▶ _Exercise details_
Show every line of the records below that contains the word "your".

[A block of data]
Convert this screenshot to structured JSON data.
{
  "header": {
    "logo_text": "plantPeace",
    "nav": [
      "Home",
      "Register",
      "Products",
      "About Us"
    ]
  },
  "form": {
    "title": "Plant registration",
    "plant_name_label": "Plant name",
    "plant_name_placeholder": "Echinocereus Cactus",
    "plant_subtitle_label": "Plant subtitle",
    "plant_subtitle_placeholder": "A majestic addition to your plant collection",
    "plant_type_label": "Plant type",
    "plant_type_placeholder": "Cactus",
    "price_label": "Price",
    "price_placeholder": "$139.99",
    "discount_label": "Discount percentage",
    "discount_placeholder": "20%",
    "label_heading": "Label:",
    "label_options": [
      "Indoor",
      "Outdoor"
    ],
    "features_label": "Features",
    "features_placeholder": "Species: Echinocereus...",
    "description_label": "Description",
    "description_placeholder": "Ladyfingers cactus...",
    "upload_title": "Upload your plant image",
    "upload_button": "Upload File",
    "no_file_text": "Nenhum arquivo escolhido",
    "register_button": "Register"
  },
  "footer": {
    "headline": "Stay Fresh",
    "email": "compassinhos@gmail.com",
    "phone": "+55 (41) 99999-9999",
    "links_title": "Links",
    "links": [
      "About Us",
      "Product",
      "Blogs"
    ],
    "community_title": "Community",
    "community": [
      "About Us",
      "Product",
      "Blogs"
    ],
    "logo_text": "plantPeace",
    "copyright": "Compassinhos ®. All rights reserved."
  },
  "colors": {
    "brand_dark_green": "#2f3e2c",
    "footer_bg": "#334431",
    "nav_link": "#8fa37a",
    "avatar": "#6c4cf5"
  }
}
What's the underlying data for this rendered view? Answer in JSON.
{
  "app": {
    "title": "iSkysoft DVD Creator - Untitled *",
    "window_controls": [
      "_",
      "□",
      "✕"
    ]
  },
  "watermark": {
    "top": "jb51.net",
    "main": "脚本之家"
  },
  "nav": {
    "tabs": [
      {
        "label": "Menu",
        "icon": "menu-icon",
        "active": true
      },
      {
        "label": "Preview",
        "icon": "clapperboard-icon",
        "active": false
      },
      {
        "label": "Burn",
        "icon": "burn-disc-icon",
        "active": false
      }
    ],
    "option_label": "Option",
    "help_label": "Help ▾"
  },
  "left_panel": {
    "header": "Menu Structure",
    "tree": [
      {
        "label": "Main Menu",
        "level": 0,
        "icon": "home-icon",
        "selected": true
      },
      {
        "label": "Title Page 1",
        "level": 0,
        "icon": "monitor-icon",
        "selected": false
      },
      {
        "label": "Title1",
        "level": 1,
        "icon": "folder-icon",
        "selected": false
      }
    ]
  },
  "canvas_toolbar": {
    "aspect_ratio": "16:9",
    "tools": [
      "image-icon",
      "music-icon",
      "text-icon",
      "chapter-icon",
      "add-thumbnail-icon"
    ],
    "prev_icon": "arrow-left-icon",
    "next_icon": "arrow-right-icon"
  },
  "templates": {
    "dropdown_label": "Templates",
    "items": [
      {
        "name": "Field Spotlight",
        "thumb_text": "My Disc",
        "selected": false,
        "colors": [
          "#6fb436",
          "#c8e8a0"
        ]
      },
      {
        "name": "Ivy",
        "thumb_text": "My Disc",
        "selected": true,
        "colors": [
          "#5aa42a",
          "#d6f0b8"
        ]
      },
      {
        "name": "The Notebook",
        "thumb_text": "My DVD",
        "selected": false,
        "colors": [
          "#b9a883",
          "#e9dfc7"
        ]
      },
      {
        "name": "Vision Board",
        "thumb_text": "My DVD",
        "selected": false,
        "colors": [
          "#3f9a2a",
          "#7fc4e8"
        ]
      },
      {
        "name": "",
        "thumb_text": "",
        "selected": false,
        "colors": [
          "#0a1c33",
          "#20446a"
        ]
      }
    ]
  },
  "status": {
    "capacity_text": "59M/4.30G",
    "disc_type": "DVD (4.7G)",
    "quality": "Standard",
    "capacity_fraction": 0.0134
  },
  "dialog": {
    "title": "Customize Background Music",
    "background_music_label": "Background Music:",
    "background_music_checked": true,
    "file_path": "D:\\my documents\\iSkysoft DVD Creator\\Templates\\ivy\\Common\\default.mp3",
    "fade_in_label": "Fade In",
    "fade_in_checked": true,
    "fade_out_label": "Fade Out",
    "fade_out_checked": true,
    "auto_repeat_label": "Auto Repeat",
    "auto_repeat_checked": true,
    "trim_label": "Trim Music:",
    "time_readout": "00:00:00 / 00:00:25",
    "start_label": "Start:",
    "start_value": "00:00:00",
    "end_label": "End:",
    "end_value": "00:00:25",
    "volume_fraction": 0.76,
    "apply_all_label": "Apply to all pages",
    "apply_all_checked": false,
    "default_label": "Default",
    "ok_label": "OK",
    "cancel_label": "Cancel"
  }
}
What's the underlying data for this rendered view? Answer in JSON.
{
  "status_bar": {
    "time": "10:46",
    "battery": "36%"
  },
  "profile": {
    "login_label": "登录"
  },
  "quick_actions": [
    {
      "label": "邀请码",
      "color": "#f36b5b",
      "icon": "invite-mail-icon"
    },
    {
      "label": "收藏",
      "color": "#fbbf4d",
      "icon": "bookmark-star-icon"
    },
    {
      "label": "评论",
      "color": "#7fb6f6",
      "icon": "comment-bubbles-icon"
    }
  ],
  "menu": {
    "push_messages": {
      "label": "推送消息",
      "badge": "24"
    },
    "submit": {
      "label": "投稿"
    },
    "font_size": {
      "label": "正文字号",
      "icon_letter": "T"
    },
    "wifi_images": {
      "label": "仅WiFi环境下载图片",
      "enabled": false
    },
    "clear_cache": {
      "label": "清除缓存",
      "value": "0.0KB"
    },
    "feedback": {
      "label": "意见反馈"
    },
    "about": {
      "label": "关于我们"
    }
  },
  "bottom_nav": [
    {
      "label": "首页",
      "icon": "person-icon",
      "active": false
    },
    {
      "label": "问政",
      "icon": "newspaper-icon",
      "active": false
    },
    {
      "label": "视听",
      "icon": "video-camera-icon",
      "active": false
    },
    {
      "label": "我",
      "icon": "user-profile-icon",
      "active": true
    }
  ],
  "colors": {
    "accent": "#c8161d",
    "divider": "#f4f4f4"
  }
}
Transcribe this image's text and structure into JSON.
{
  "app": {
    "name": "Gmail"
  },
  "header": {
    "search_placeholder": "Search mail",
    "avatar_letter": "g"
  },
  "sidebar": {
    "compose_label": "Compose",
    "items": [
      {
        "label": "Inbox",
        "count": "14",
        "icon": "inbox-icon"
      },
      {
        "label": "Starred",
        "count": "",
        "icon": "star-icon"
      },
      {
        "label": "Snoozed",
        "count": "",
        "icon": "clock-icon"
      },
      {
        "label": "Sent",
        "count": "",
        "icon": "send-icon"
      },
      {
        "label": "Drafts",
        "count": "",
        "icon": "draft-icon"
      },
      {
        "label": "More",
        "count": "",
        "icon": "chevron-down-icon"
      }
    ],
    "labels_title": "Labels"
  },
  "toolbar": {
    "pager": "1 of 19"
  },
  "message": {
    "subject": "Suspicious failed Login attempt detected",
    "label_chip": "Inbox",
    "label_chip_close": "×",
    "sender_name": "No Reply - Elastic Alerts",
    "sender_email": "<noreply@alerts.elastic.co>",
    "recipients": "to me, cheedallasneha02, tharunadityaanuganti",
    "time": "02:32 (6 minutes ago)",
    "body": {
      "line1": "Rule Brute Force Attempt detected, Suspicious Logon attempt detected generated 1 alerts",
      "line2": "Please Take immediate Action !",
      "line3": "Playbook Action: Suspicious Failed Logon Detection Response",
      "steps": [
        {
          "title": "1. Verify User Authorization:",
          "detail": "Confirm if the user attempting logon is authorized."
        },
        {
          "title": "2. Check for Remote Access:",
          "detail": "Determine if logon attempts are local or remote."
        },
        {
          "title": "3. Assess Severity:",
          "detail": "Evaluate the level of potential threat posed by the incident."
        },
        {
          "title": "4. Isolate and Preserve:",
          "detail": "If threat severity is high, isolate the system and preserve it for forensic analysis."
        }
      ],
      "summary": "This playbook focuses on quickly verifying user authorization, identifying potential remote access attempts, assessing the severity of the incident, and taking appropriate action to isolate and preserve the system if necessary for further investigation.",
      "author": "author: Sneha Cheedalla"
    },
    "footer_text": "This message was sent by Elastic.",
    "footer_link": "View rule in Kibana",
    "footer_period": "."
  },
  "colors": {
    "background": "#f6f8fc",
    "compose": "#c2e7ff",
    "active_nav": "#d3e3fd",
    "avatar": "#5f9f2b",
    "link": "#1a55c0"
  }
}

▶ _Answer for the task_
    "plant_subtitle_placeholder": "A majestic addition to your plant collection",
    "upload_title": "Upload your plant image",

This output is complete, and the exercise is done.